[Stored data]
>> begin

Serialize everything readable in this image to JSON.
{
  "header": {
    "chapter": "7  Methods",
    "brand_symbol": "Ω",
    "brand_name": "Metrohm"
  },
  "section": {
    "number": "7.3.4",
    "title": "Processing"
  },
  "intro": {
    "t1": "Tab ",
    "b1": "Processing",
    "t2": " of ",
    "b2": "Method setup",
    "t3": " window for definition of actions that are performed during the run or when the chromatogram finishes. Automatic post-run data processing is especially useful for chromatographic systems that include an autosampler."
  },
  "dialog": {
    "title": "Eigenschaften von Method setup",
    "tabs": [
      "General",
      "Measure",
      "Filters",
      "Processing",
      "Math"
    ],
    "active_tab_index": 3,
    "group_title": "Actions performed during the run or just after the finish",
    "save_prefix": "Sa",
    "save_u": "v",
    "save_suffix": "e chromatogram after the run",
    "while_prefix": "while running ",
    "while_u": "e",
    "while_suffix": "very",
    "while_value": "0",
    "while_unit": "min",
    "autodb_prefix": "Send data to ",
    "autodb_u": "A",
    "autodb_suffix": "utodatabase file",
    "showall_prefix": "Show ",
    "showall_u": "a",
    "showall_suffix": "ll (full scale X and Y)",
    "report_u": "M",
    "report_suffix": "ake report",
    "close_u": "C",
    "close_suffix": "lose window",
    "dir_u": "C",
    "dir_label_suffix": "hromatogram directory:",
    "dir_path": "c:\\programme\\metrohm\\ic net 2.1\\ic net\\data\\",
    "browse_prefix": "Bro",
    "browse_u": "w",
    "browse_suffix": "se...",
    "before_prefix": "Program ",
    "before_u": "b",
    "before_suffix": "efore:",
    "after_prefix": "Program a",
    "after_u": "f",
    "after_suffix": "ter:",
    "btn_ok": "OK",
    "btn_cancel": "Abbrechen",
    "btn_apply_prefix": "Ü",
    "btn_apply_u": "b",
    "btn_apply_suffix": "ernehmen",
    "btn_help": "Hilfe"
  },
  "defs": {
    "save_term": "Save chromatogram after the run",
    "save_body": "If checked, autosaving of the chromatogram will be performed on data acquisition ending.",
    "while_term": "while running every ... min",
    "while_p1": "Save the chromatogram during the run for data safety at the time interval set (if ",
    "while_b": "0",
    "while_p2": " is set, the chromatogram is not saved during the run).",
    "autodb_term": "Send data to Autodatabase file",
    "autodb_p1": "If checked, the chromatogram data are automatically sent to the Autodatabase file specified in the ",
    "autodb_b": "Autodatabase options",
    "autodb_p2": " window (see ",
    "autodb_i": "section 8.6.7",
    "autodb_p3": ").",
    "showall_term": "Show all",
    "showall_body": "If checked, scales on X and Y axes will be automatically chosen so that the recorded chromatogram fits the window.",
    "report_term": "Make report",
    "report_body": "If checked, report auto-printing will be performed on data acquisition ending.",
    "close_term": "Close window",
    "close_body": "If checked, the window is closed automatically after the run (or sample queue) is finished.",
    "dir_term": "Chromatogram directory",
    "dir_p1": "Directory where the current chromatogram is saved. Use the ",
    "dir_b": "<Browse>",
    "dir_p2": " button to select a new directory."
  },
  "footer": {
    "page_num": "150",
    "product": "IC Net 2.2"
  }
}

>> end

[Set task] Please repeat the material above, word for word and in full.

[Solved problem]
Serialize everything readable in this image to JSON.
{
  "header": {
    "chapter": "7  Methods",
    "brand_symbol": "Ω",
    "brand_name": "Metrohm"
  },
  "section": {
    "number": "7.3.4",
    "title": "Processing"
  },
  "intro": {
    "t1": "Tab ",
    "b1": "Processing",
    "t2": " of ",
    "b2": "Method setup",
    "t3": " window for definition of actions that are performed during the run or when the chromatogram finishes. Automatic post-run data processing is especially useful for chromatographic systems that include an autosampler."
  },
  "dialog": {
    "title": "Eigenschaften von Method setup",
    "tabs": [
      "General",
      "Measure",
      "Filters",
      "Processing",
      "Math"
    ],
    "active_tab_index": 3,
    "group_title": "Actions performed during the run or just after the finish",
    "save_prefix": "Sa",
    "save_u": "v",
    "save_suffix": "e chromatogram after the run",
    "while_prefix": "while running ",
    "while_u": "e",
    "while_suffix": "very",
    "while_value": "0",
    "while_unit": "min",
    "autodb_prefix": "Send data to ",
    "autodb_u": "A",
    "autodb_suffix": "utodatabase file",
    "showall_prefix": "Show ",
    "showall_u": "a",
    "showall_suffix": "ll (full scale X and Y)",
    "report_u": "M",
    "report_suffix": "ake report",
    "close_u": "C",
    "close_suffix": "lose window",
    "dir_u": "C",
    "dir_label_suffix": "hromatogram directory:",
    "dir_path": "c:\\programme\\metrohm\\ic net 2.1\\ic net\\data\\",
    "browse_prefix": "Bro",
    "browse_u": "w",
    "browse_suffix": "se...",
    "before_prefix": "Program ",
    "before_u": "b",
    "before_suffix": "efore:",
    "after_prefix": "Program a",
    "after_u": "f",
    "after_suffix": "ter:",
    "btn_ok": "OK",
    "btn_cancel": "Abbrechen",
    "btn_apply_prefix": "Ü",
    "btn_apply_u": "b",
    "btn_apply_suffix": "ernehmen",
    "btn_help": "Hilfe"
  },
  "defs": {
    "save_term": "Save chromatogram after the run",
    "save_body": "If checked, autosaving of the chromatogram will be performed on data acquisition ending.",
    "while_term": "while running every ... min",
    "while_p1": "Save the chromatogram during the run for data safety at the time interval set (if ",
    "while_b": "0",
    "while_p2": " is set, the chromatogram is not saved during the run).",
    "autodb_term": "Send data to Autodatabase file",
    "autodb_p1": "If checked, the chromatogram data are automatically sent to the Autodatabase file specified in the ",
    "autodb_b": "Autodatabase options",
    "autodb_p2": " window (see ",
    "autodb_i": "section 8.6.7",
    "autodb_p3": ").",
    "showall_term": "Show all",
    "showall_body": "If checked, scales on X and Y axes will be automatically chosen so that the recorded chromatogram fits the window.",
    "report_term": "Make report",
    "report_body": "If checked, report auto-printing will be performed on data acquisition ending.",
    "close_term": "Close window",
    "close_body": "If checked, the window is closed automatically after the run (or sample queue) is finished.",
    "dir_term": "Chromatogram directory",
    "dir_p1": "Directory where the current chromatogram is saved. Use the ",
    "dir_b": "<Browse>",
    "dir_p2": " button to select a new directory."
  },
  "footer": {
    "page_num": "150",
    "product": "IC Net 2.2"
  }
}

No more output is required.